_STORED DATA_
====

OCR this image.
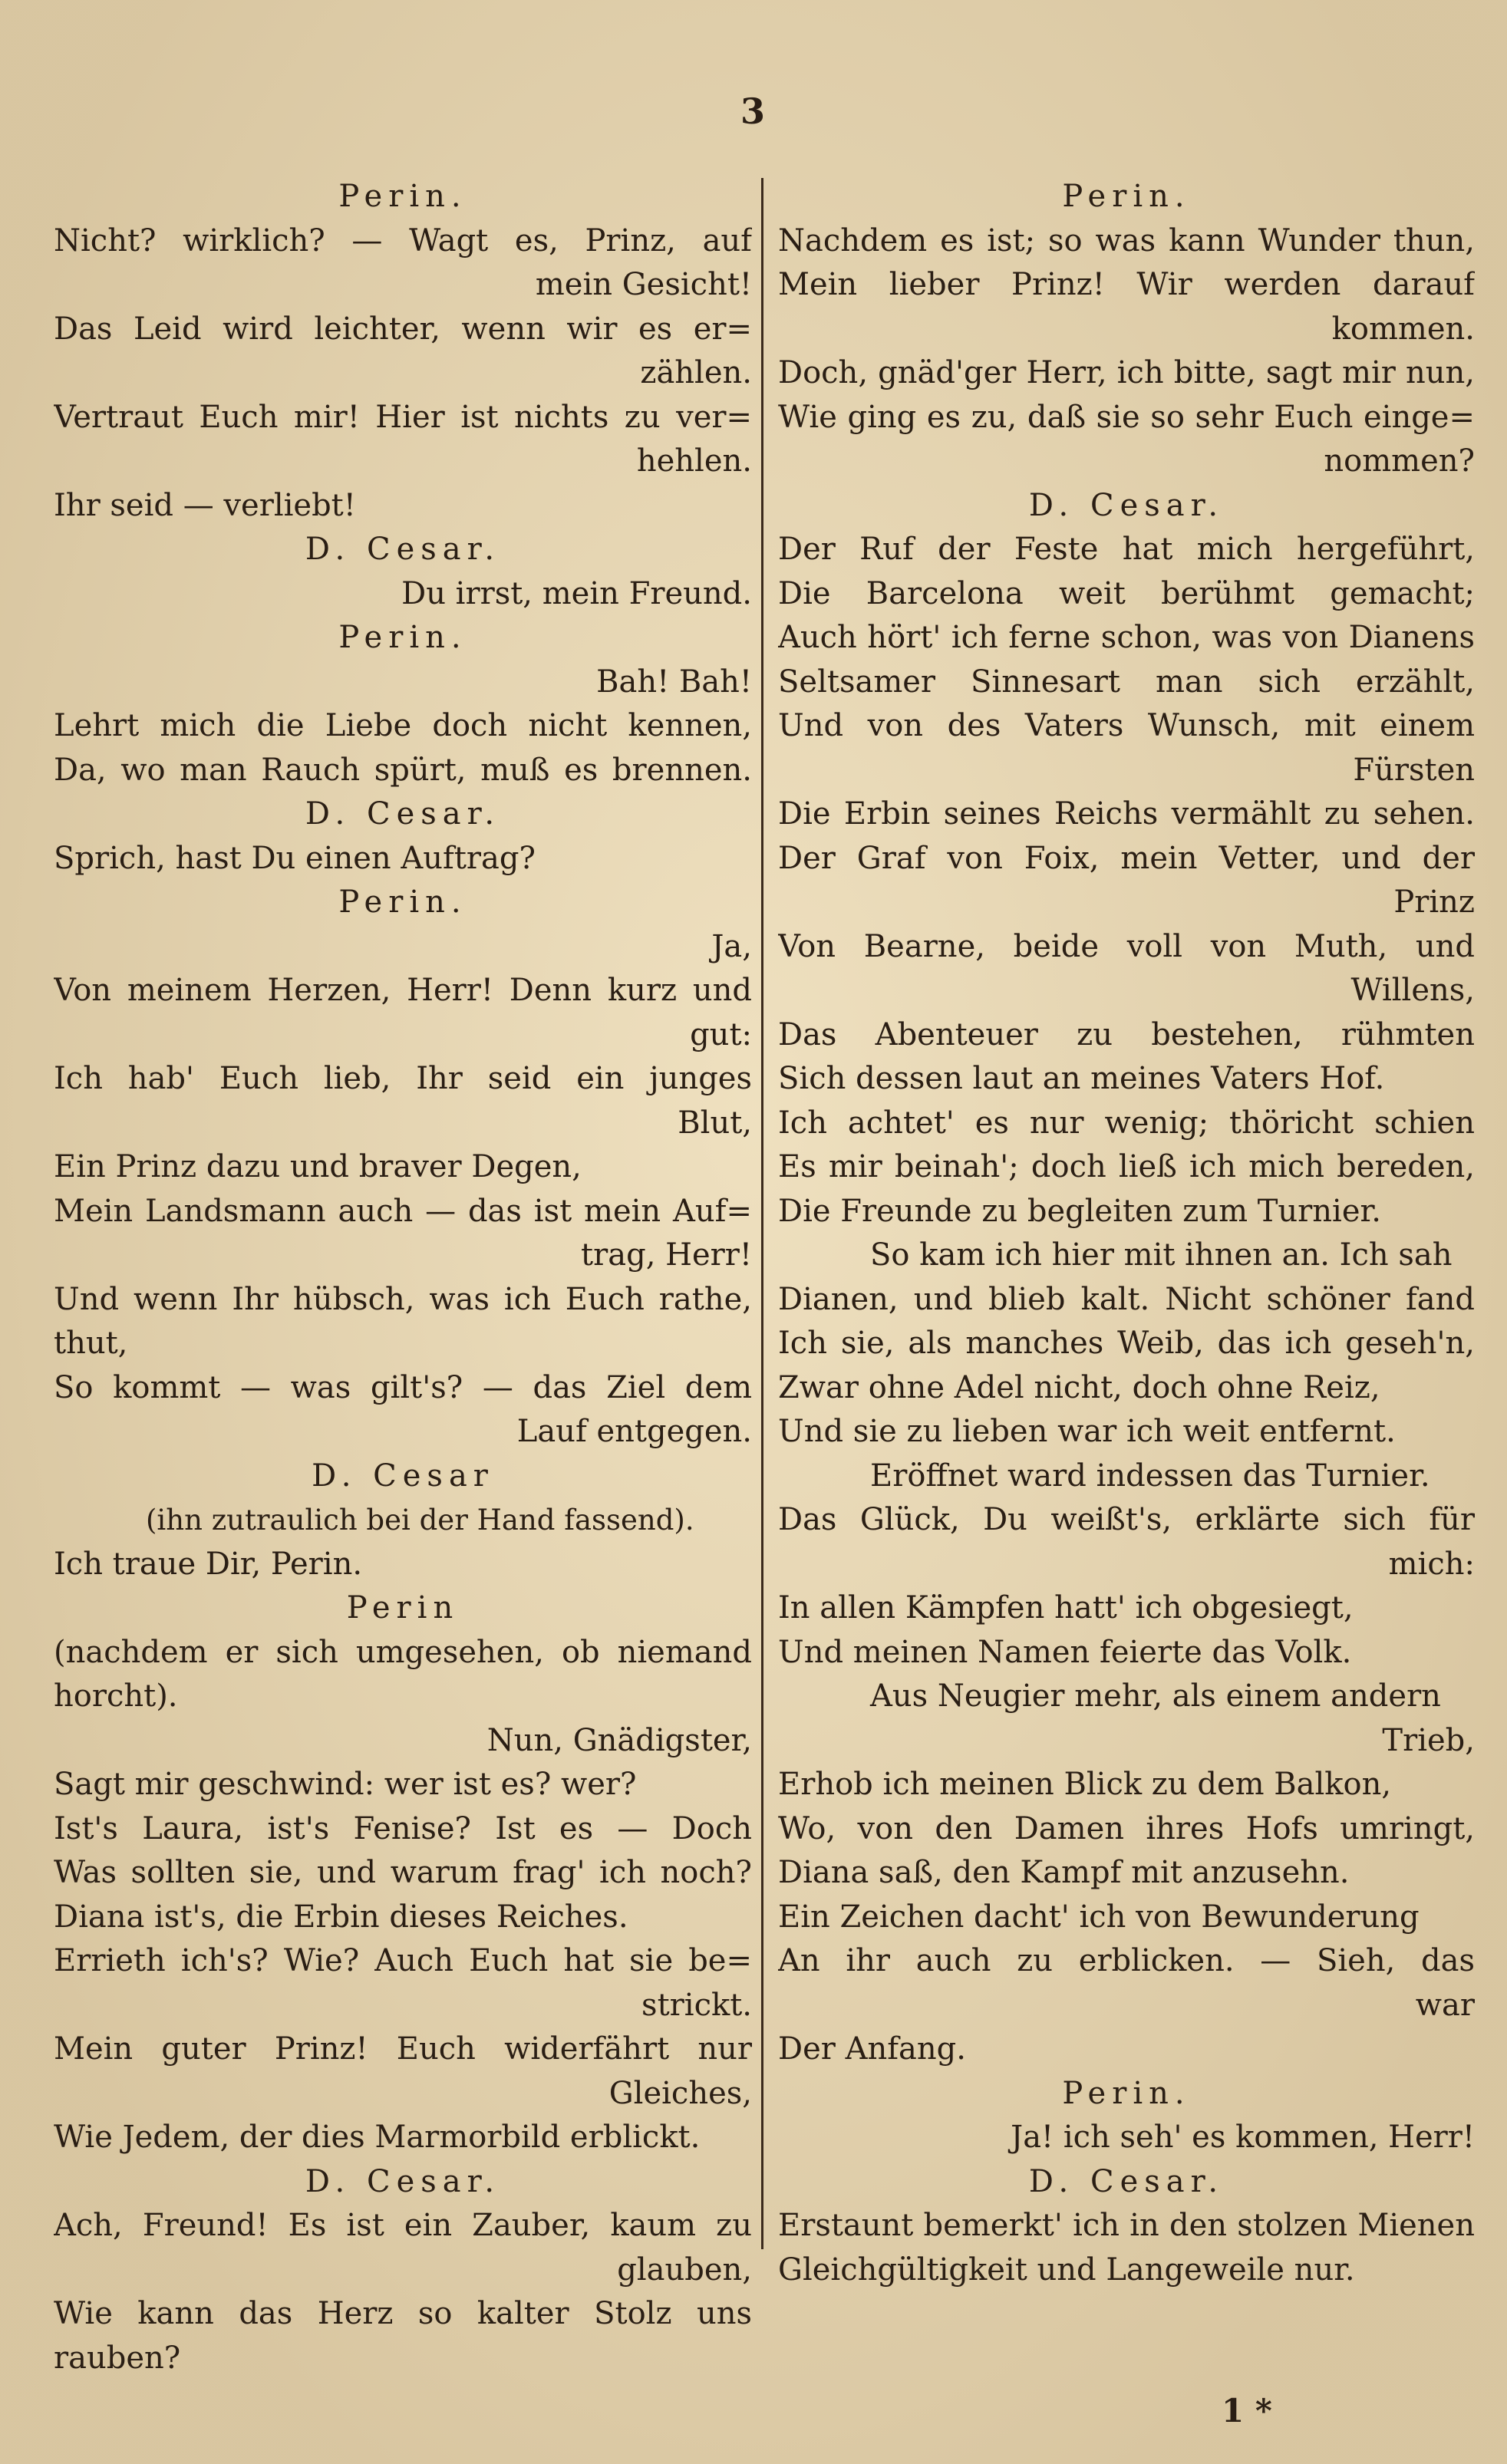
3
Perin.
Nicht? wirklich? — Wagt es, Prinz, auf
mein Gesicht!
Das Leid wird leichter, wenn wir es er=
zählen.
Vertraut Euch mir! Hier ist nichts zu ver=
hehlen.
Ihr seid — verliebt!
D. Cesar.
Du irrst, mein Freund.
Perin.
Bah! Bah!
Lehrt mich die Liebe doch nicht kennen,
Da, wo man Rauch spürt, muß es brennen.
D. Cesar.
Sprich, hast Du einen Auftrag?
Perin.
Ja,
Von meinem Herzen, Herr! Denn kurz und
gut:
Ich hab' Euch lieb, Ihr seid ein junges
Blut,
Ein Prinz dazu und braver Degen,
Mein Landsmann auch — das ist mein Auf=
trag, Herr!
Und wenn Ihr hübsch, was ich Euch rathe, thut,
So kommt — was gilt's? — das Ziel dem
Lauf entgegen.
D. Cesar
(ihn zutraulich bei der Hand fassend).
Ich traue Dir, Perin.
Perin
(nachdem er sich umgesehen, ob niemand horcht).
Nun, Gnädigster,
Sagt mir geschwind: wer ist es? wer?
Ist's Laura, ist's Fenise? Ist es — Doch
Was sollten sie, und warum frag' ich noch?
Diana ist's, die Erbin dieses Reiches.
Errieth ich's? Wie? Auch Euch hat sie be=
strickt.
Mein guter Prinz! Euch widerfährt nur
Gleiches,
Wie Jedem, der dies Marmorbild erblickt.
D. Cesar.
Ach, Freund! Es ist ein Zauber, kaum zu
glauben,
Wie kann das Herz so kalter Stolz uns rauben?
Perin.
Nachdem es ist; so was kann Wunder thun,
Mein lieber Prinz! Wir werden darauf
kommen.
Doch, gnäd'ger Herr, ich bitte, sagt mir nun,
Wie ging es zu, daß sie so sehr Euch einge=
nommen?
D. Cesar.
Der Ruf der Feste hat mich hergeführt,
Die Barcelona weit berühmt gemacht;
Auch hört' ich ferne schon, was von Dianens
Seltsamer Sinnesart man sich erzählt,
Und von des Vaters Wunsch, mit einem
Fürsten
Die Erbin seines Reichs vermählt zu sehen.
Der Graf von Foix, mein Vetter, und der
Prinz
Von Bearne, beide voll von Muth, und
Willens,
Das Abenteuer zu bestehen, rühmten
Sich dessen laut an meines Vaters Hof.
Ich achtet' es nur wenig; thöricht schien
Es mir beinah'; doch ließ ich mich bereden,
Die Freunde zu begleiten zum Turnier.
So kam ich hier mit ihnen an. Ich sah
Dianen, und blieb kalt. Nicht schöner fand
Ich sie, als manches Weib, das ich geseh'n,
Zwar ohne Adel nicht, doch ohne Reiz,
Und sie zu lieben war ich weit entfernt.
Eröffnet ward indessen das Turnier.
Das Glück, Du weißt's, erklärte sich für
mich:
In allen Kämpfen hatt' ich obgesiegt,
Und meinen Namen feierte das Volk.
Aus Neugier mehr, als einem andern
Trieb,
Erhob ich meinen Blick zu dem Balkon,
Wo, von den Damen ihres Hofs umringt,
Diana saß, den Kampf mit anzusehn.
Ein Zeichen dacht' ich von Bewunderung
An ihr auch zu erblicken. — Sieh, das
war
Der Anfang.
Perin.
Ja! ich seh' es kommen, Herr!
D. Cesar.
Erstaunt bemerkt' ich in den stolzen Mienen
Gleichgültigkeit und Langeweile nur.
1 *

====

_TASK_
Identify all lines where the word "Erbin" shows up. Copy them.

_RESULT FOR THIS EXERCISE_
Diana ist's, die Erbin dieses Reiches.
Die Erbin seines Reichs vermählt zu sehen.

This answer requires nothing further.